= Given problem =
Pictures within the data are to be left out; everything else must be reproduced exactly.

= Provided entries =

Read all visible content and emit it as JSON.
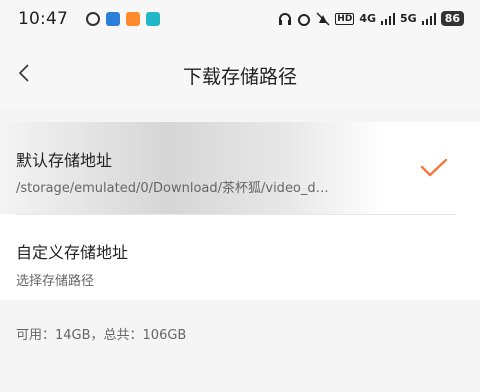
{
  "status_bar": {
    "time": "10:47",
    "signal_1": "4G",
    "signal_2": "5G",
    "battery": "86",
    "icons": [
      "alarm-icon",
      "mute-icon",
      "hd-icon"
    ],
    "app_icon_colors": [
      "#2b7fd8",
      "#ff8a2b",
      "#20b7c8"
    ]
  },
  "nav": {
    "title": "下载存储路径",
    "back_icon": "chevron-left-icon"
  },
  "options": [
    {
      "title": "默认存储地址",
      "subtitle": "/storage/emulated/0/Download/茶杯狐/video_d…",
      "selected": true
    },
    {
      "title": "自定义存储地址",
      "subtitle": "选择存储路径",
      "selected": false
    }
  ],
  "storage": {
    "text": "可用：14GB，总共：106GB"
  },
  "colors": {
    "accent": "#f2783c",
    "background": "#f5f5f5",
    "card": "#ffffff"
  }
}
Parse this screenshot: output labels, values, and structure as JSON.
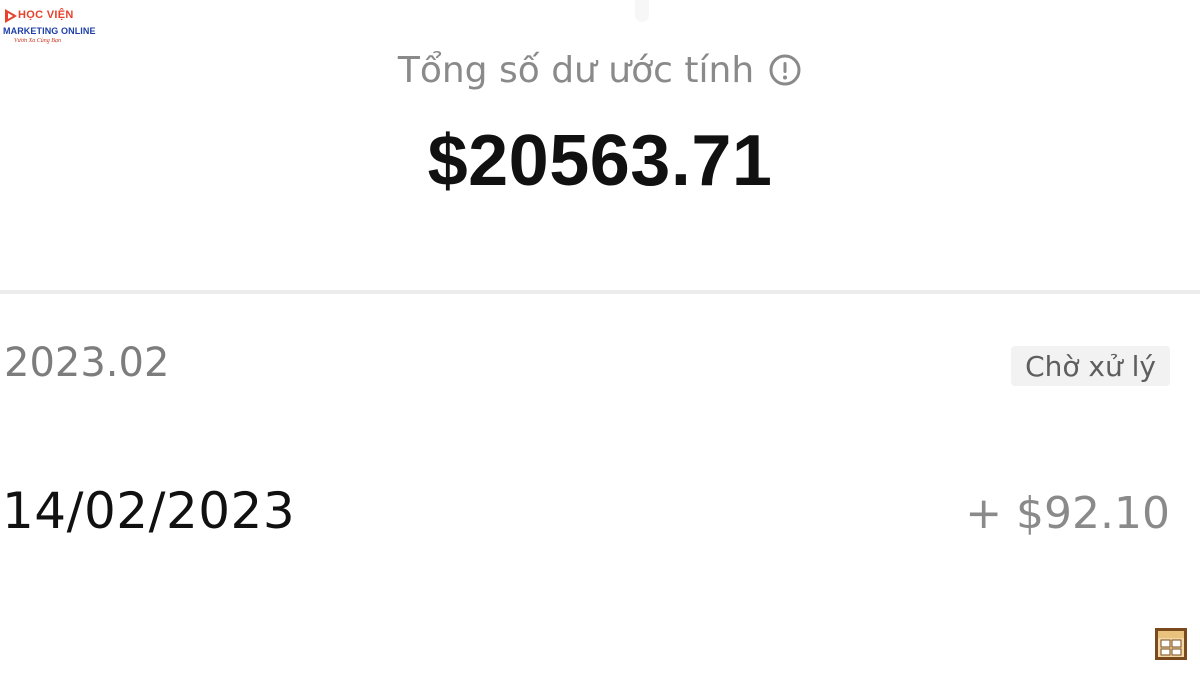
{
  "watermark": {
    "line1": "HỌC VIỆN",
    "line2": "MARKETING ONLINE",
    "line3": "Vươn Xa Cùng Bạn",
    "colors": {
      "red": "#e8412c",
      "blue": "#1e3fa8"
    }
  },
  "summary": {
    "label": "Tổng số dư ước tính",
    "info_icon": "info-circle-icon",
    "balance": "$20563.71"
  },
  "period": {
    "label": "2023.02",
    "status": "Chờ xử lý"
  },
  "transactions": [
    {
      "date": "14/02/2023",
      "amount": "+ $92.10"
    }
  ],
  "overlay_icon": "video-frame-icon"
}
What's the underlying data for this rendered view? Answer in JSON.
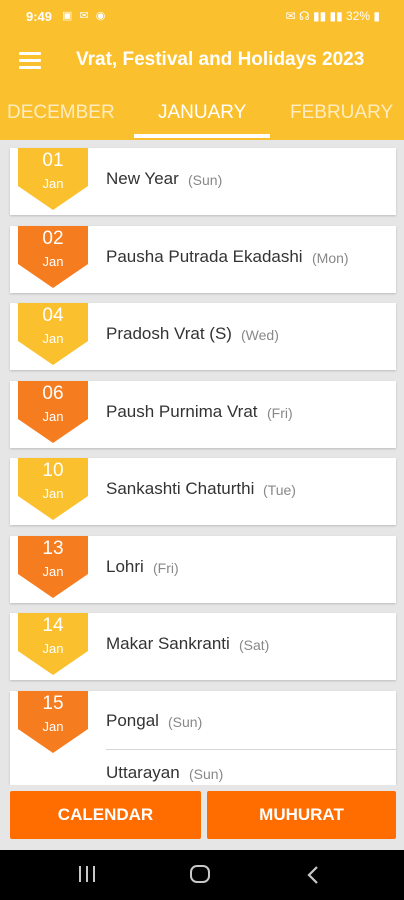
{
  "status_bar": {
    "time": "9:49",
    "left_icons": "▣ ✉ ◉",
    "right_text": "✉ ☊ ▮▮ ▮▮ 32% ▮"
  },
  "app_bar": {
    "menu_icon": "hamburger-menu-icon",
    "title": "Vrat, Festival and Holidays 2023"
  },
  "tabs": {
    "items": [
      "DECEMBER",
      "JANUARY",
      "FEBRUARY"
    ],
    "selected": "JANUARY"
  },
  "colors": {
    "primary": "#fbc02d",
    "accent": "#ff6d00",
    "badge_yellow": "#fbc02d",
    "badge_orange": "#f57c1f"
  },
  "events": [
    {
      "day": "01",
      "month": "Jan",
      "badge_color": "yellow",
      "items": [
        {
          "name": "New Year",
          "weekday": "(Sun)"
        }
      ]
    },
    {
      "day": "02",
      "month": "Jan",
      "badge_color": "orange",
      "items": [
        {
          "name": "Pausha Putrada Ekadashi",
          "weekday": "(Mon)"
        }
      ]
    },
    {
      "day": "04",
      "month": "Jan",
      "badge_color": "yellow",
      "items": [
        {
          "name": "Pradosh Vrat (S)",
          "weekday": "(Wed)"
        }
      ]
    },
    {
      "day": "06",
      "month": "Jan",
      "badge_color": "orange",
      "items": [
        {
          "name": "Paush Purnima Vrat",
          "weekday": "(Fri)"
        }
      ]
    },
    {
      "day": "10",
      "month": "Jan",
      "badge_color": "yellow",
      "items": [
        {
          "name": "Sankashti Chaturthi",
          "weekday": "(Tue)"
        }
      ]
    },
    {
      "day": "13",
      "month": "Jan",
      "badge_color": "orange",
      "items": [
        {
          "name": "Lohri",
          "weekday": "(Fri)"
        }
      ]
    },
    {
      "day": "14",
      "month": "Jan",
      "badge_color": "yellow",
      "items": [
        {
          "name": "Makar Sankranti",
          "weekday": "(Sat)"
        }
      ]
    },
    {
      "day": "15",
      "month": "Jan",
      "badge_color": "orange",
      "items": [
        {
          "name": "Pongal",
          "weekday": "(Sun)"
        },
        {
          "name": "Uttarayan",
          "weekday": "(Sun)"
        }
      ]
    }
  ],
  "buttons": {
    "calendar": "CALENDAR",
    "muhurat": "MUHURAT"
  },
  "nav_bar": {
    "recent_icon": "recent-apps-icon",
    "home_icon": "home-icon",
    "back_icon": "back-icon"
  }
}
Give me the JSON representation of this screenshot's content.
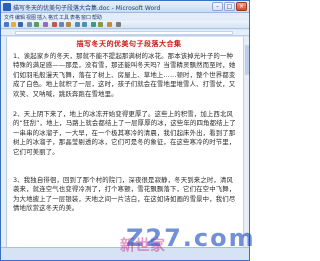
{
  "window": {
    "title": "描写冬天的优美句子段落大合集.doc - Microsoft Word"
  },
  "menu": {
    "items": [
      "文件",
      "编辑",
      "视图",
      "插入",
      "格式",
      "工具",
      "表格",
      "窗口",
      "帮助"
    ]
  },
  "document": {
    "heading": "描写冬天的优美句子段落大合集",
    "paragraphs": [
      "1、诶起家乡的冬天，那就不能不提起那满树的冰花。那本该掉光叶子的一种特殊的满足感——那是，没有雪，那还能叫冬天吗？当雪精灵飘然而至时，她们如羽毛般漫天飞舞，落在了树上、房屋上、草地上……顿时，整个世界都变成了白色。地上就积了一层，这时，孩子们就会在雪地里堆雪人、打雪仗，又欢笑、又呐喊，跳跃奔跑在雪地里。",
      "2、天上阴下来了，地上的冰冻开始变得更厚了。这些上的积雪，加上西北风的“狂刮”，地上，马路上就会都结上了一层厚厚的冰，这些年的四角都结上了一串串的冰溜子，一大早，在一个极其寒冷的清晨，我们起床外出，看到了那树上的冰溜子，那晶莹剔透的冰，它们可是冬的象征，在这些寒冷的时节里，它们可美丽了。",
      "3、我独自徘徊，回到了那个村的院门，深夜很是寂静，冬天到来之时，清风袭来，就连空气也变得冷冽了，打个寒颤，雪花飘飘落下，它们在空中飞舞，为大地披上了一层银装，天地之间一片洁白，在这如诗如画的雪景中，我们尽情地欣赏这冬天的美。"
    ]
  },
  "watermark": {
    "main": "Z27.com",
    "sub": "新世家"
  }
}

= Exercise output =
Read all visible content and emit it as JSON.
{
  "status_bar": {
    "time": "10:47",
    "signal_1": "4G",
    "signal_2": "5G",
    "battery": "86",
    "icons": [
      "alarm-icon",
      "mute-icon",
      "hd-icon"
    ],
    "app_icon_colors": [
      "#2b7fd8",
      "#ff8a2b",
      "#20b7c8"
    ]
  },
  "nav": {
    "title": "下载存储路径",
    "back_icon": "chevron-left-icon"
  },
  "options": [
    {
      "title": "默认存储地址",
      "subtitle": "/storage/emulated/0/Download/茶杯狐/video_d…",
      "selected": true
    },
    {
      "title": "自定义存储地址",
      "subtitle": "选择存储路径",
      "selected": false
    }
  ],
  "storage": {
    "text": "可用：14GB，总共：106GB"
  },
  "colors": {
    "accent": "#f2783c",
    "background": "#f5f5f5",
    "card": "#ffffff"
  }
}
Parse this screenshot: output labels, values, and structure as JSON.
{
  "watermark": {
    "line1": "HỌC VIỆN",
    "line2": "MARKETING ONLINE",
    "line3": "Vươn Xa Cùng Bạn",
    "colors": {
      "red": "#e8412c",
      "blue": "#1e3fa8"
    }
  },
  "summary": {
    "label": "Tổng số dư ước tính",
    "info_icon": "info-circle-icon",
    "balance": "$20563.71"
  },
  "period": {
    "label": "2023.02",
    "status": "Chờ xử lý"
  },
  "transactions": [
    {
      "date": "14/02/2023",
      "amount": "+ $92.10"
    }
  ],
  "overlay_icon": "video-frame-icon"
}
What's the underlying data for this rendered view? Answer in JSON.
{
  "status_bar": {
    "time": "9:49",
    "left_icons": "▣ ✉ ◉",
    "right_text": "✉ ☊ ▮▮ ▮▮ 32% ▮"
  },
  "app_bar": {
    "menu_icon": "hamburger-menu-icon",
    "title": "Vrat, Festival and Holidays 2023"
  },
  "tabs": {
    "items": [
      "DECEMBER",
      "JANUARY",
      "FEBRUARY"
    ],
    "selected": "JANUARY"
  },
  "colors": {
    "primary": "#fbc02d",
    "accent": "#ff6d00",
    "badge_yellow": "#fbc02d",
    "badge_orange": "#f57c1f"
  },
  "events": [
    {
      "day": "01",
      "month": "Jan",
      "badge_color": "yellow",
      "items": [
        {
          "name": "New Year",
          "weekday": "(Sun)"
        }
      ]
    },
    {
      "day": "02",
      "month": "Jan",
      "badge_color": "orange",
      "items": [
        {
          "name": "Pausha Putrada Ekadashi",
          "weekday": "(Mon)"
        }
      ]
    },
    {
      "day": "04",
      "month": "Jan",
      "badge_color": "yellow",
      "items": [
        {
          "name": "Pradosh Vrat (S)",
          "weekday": "(Wed)"
        }
      ]
    },
    {
      "day": "06",
      "month": "Jan",
      "badge_color": "orange",
      "items": [
        {
          "name": "Paush Purnima Vrat",
          "weekday": "(Fri)"
        }
      ]
    },
    {
      "day": "10",
      "month": "Jan",
      "badge_color": "yellow",
      "items": [
        {
          "name": "Sankashti Chaturthi",
          "weekday": "(Tue)"
        }
      ]
    },
    {
      "day": "13",
      "month": "Jan",
      "badge_color": "orange",
      "items": [
        {
          "name": "Lohri",
          "weekday": "(Fri)"
        }
      ]
    },
    {
      "day": "14",
      "month": "Jan",
      "badge_color": "yellow",
      "items": [
        {
          "name": "Makar Sankranti",
          "weekday": "(Sat)"
        }
      ]
    },
    {
      "day": "15",
      "month": "Jan",
      "badge_color": "orange",
      "items": [
        {
          "name": "Pongal",
          "weekday": "(Sun)"
        },
        {
          "name": "Uttarayan",
          "weekday": "(Sun)"
        }
      ]
    }
  ],
  "buttons": {
    "calendar": "CALENDAR",
    "muhurat": "MUHURAT"
  },
  "nav_bar": {
    "recent_icon": "recent-apps-icon",
    "home_icon": "home-icon",
    "back_icon": "back-icon"
  }
}
Give me the JSON representation of this screenshot's content.
{
  "window": {
    "title": "描写冬天的优美句子段落大合集.doc - Microsoft Word"
  },
  "menu": {
    "items": [
      "文件",
      "编辑",
      "视图",
      "插入",
      "格式",
      "工具",
      "表格",
      "窗口",
      "帮助"
    ]
  },
  "document": {
    "heading": "描写冬天的优美句子段落大合集",
    "paragraphs": [
      "1、诶起家乡的冬天，那就不能不提起那满树的冰花。那本该掉光叶子的一种特殊的满足感——那是，没有雪，那还能叫冬天吗？当雪精灵飘然而至时，她们如羽毛般漫天飞舞，落在了树上、房屋上、草地上……顿时，整个世界都变成了白色。地上就积了一层，这时，孩子们就会在雪地里堆雪人、打雪仗，又欢笑、又呐喊，跳跃奔跑在雪地里。",
      "2、天上阴下来了，地上的冰冻开始变得更厚了。这些上的积雪，加上西北风的“狂刮”，地上，马路上就会都结上了一层厚厚的冰，这些年的四角都结上了一串串的冰溜子，一大早，在一个极其寒冷的清晨，我们起床外出，看到了那树上的冰溜子，那晶莹剔透的冰，它们可是冬的象征，在这些寒冷的时节里，它们可美丽了。",
      "3、我独自徘徊，回到了那个村的院门，深夜很是寂静，冬天到来之时，清风袭来，就连空气也变得冷冽了，打个寒颤，雪花飘飘落下，它们在空中飞舞，为大地披上了一层银装，天地之间一片洁白，在这如诗如画的雪景中，我们尽情地欣赏这冬天的美。"
    ]
  },
  "watermark": {
    "main": "Z27.com",
    "sub": "新世家"
  }
}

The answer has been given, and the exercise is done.